- **Record extracts**
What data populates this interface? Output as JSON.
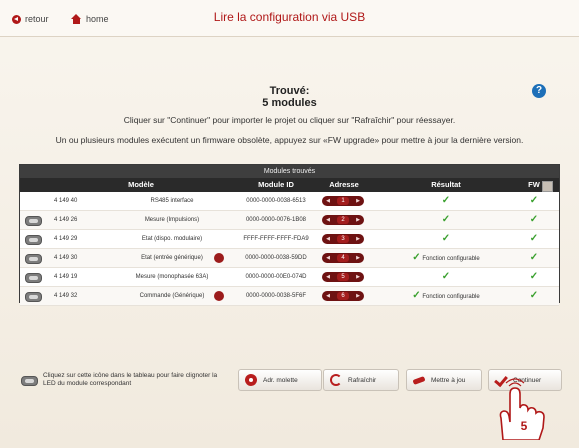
{
  "topbar": {
    "back_label": "retour",
    "home_label": "home",
    "title": "Lire la configuration via USB"
  },
  "status": {
    "found_line1": "Trouvé:",
    "found_line2": "5 modules",
    "instruction": "Cliquer sur \"Continuer\" pour importer le projet ou cliquer sur \"Rafraîchir\" pour réessayer.",
    "warning": "Un ou plusieurs modules exécutent un firmware obsolète, appuyez sur «FW upgrade» pour mettre à jour la dernière version."
  },
  "table": {
    "caption": "Modules trouvés",
    "headers": {
      "model": "Modèle",
      "module_id": "Module ID",
      "address": "Adresse",
      "result": "Résultat",
      "fw": "FW"
    },
    "rows": [
      {
        "ref": "4 149 40",
        "name": "RS485 interface",
        "module_id": "0000-0000-0038-6513",
        "address": "1",
        "result": "",
        "led": false,
        "warn": false
      },
      {
        "ref": "4 149 26",
        "name": "Mesure (Impulsions)",
        "module_id": "0000-0000-0076-1B08",
        "address": "2",
        "result": "",
        "led": true,
        "warn": false
      },
      {
        "ref": "4 149 29",
        "name": "Etat (dispo. modulaire)",
        "module_id": "FFFF-FFFF-FFFF-FDA9",
        "address": "3",
        "result": "",
        "led": true,
        "warn": false
      },
      {
        "ref": "4 149 30",
        "name": "Etat (entrée générique)",
        "module_id": "0000-0000-0038-59DD",
        "address": "4",
        "result": "Fonction configurable",
        "led": true,
        "warn": true
      },
      {
        "ref": "4 149 19",
        "name": "Mesure (monophasée 63A)",
        "module_id": "0000-0000-00E0-074D",
        "address": "5",
        "result": "",
        "led": true,
        "warn": false
      },
      {
        "ref": "4 149 32",
        "name": "Commande (Générique)",
        "module_id": "0000-0000-0038-5F6F",
        "address": "6",
        "result": "Fonction configurable",
        "led": true,
        "warn": true
      }
    ]
  },
  "legend": {
    "text": "Cliquez sur cette icône dans le tableau pour faire clignoter la LED du module correspondant"
  },
  "buttons": {
    "wheel": "Adr. molette",
    "refresh": "Rafraîchir",
    "fw_upgrade": "Mettre à jou",
    "continue": "Continuer"
  },
  "annotation": {
    "step": "5"
  },
  "colors": {
    "accent": "#b01818",
    "ok": "#3aa02e",
    "header": "#2a2a2a"
  }
}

- **Stated exercise**
In the data above, count the lines where the word "Mesure" appears; reply with the number only.

- **Exercise result**
2